What you need to do: Exactly repeat the material, dropping every picture from the copy.

--- begin ---

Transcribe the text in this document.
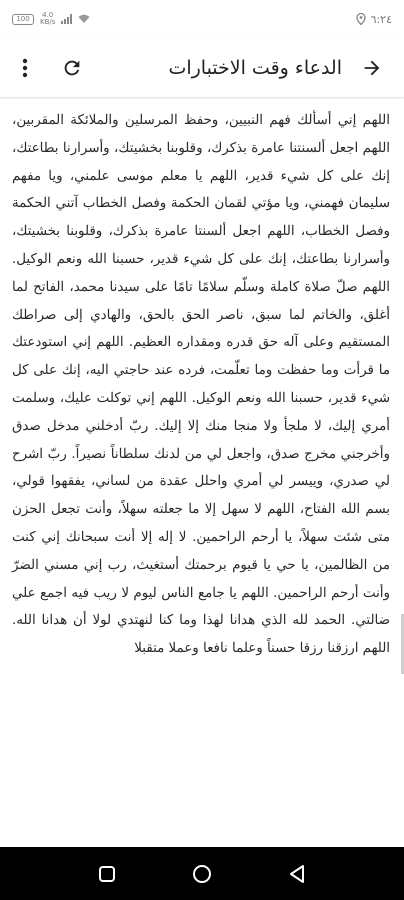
100	4.0
KB/s	٦:٢٤
الدعاء وقت الاختبارات

اللهم إني أسألك فهم النبيين، وحفظ المرسلين والملائكة المقربين، اللهم اجعل ألسنتنا عامرة بذكرك، وقلوبنا بخشيتك، وأسرارنا بطاعتك، إنك على كل شيء قدير، اللهم يا معلم موسى علمني، ويا مفهم سليمان فهمني، ويا مؤتي لقمان الحكمة وفصل الخطاب آتني الحكمة وفصل الخطاب، اللهم اجعل ألسنتا عامرة بذكرك، وقلوبنا بخشيتك، وأسرارنا بطاعتك، إنك على كل شيء قدير، حسبنا الله ونعم الوكيل. اللهم صلّ صلاة كاملة وسلّم سلامًا تامًا على سيدنا محمد، الفاتح لما أغلق، والخاتم لما سبق، ناصر الحق بالحق، والهادي إلى صراطك المستقيم وعلى آله حق قدره ومقداره العظيم. اللهم إني استودعتك ما قرأت وما حفظت وما تعلّمت، فرده عند حاجتي اليه، إنك على كل شيء قدير، حسبنا الله ونعم الوكيل. اللهم إني توكلت عليك، وسلمت أمري إليك، لا ملجأ ولا منجا منك إلا إليك. ربّ أدخلني مدخل صدق وأخرجني مخرج صدق، واجعل لي من لدنك سلطاناً نصيراً. ربّ اشرح لي صدري، وييسر لي أمري واحلل عقدة من لساني، يفقهوا قولي، بسم الله الفتاح، اللهم لا سهل إلا ما جعلته سهلاً، وأنت تجعل الحزن متى شئت سهلاً، يا أرحم الراحمين. لا إله إلا أنت سبحانك إني كنت من الظالمين، يا حي يا قيوم برحمتك أستغيث، رب إني مسني الضرّ وأنت أرحم الراحمين. اللهم يا جامع الناس ليوم لا ريب فيه اجمع علي ضالتي. الحمد لله الذي هدانا لهذا وما كنا لنهتدي لولا أن هدانا الله. اللهم ارزقنا رزقا حسناً وعلما نافعا وعملا متقبلا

--- end ---

Exercise response:
Transcribe the text in this document.
100	4.0
KB/s	٦:٢٤
الدعاء وقت الاختبارات

اللهم إني أسألك فهم النبيين، وحفظ المرسلين والملائكة المقربين، اللهم اجعل ألسنتنا عامرة بذكرك، وقلوبنا بخشيتك، وأسرارنا بطاعتك، إنك على كل شيء قدير، اللهم يا معلم موسى علمني، ويا مفهم سليمان فهمني، ويا مؤتي لقمان الحكمة وفصل الخطاب آتني الحكمة وفصل الخطاب، اللهم اجعل ألسنتا عامرة بذكرك، وقلوبنا بخشيتك، وأسرارنا بطاعتك، إنك على كل شيء قدير، حسبنا الله ونعم الوكيل. اللهم صلّ صلاة كاملة وسلّم سلامًا تامًا على سيدنا محمد، الفاتح لما أغلق، والخاتم لما سبق، ناصر الحق بالحق، والهادي إلى صراطك المستقيم وعلى آله حق قدره ومقداره العظيم. اللهم إني استودعتك ما قرأت وما حفظت وما تعلّمت، فرده عند حاجتي اليه، إنك على كل شيء قدير، حسبنا الله ونعم الوكيل. اللهم إني توكلت عليك، وسلمت أمري إليك، لا ملجأ ولا منجا منك إلا إليك. ربّ أدخلني مدخل صدق وأخرجني مخرج صدق، واجعل لي من لدنك سلطاناً نصيراً. ربّ اشرح لي صدري، وييسر لي أمري واحلل عقدة من لساني، يفقهوا قولي، بسم الله الفتاح، اللهم لا سهل إلا ما جعلته سهلاً، وأنت تجعل الحزن متى شئت سهلاً، يا أرحم الراحمين. لا إله إلا أنت سبحانك إني كنت من الظالمين، يا حي يا قيوم برحمتك أستغيث، رب إني مسني الضرّ وأنت أرحم الراحمين. اللهم يا جامع الناس ليوم لا ريب فيه اجمع علي ضالتي. الحمد لله الذي هدانا لهذا وما كنا لنهتدي لولا أن هدانا الله. اللهم ارزقنا رزقا حسناً وعلما نافعا وعملا متقبلا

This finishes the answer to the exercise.